Exercise requirements: Copy every record below word for word, but leave out the pictures.

Recorded information:
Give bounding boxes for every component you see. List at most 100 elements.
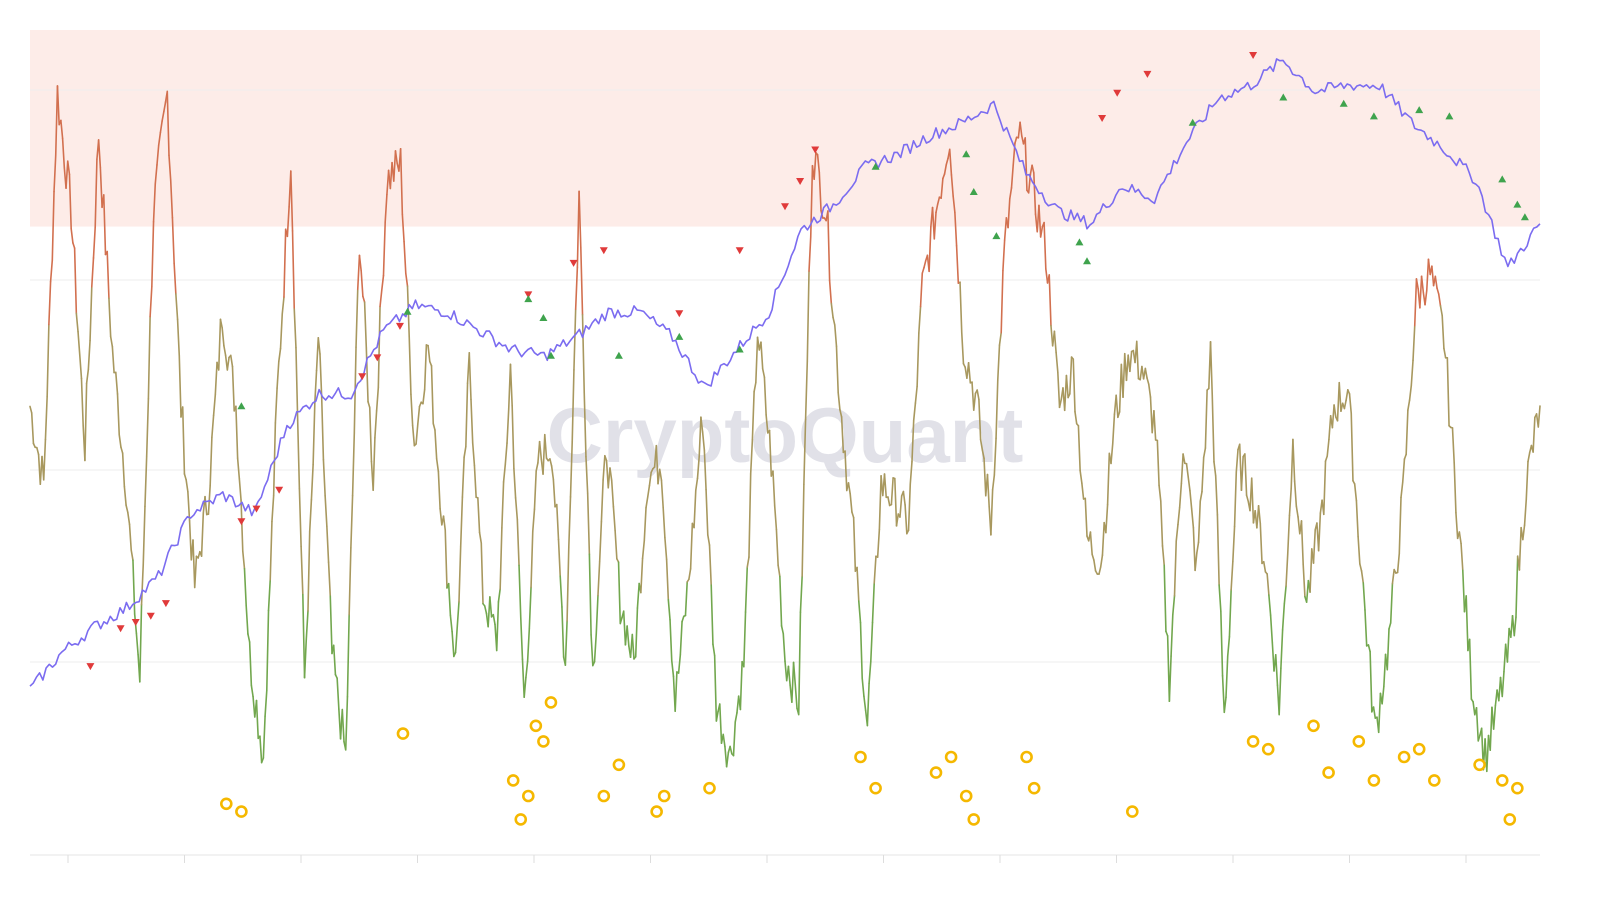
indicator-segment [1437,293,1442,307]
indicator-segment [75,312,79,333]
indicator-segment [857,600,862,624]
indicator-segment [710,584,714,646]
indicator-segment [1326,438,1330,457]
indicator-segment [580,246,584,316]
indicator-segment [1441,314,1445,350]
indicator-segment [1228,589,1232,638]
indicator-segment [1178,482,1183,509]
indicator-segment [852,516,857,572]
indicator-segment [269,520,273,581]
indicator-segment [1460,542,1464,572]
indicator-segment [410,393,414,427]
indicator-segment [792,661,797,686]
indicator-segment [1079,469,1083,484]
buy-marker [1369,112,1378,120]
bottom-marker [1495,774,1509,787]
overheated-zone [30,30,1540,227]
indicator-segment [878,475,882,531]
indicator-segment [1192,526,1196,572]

Correct output:
Give bounding boxes for every component you see. List at most 100 elements.
indicator-segment [1437,293,1442,307]
indicator-segment [75,312,79,333]
indicator-segment [857,600,862,624]
indicator-segment [710,584,714,646]
indicator-segment [1326,438,1330,457]
indicator-segment [580,246,584,316]
indicator-segment [1441,314,1445,350]
indicator-segment [1228,589,1232,638]
indicator-segment [1178,482,1183,509]
indicator-segment [852,516,857,572]
indicator-segment [269,520,273,581]
indicator-segment [1460,542,1464,572]
indicator-segment [410,393,414,427]
indicator-segment [792,661,797,686]
indicator-segment [1079,469,1083,484]
buy-marker [1369,112,1378,120]
bottom-marker [1495,774,1509,787]
overheated-zone [30,30,1540,227]
indicator-segment [878,475,882,531]
indicator-segment [1192,526,1196,572]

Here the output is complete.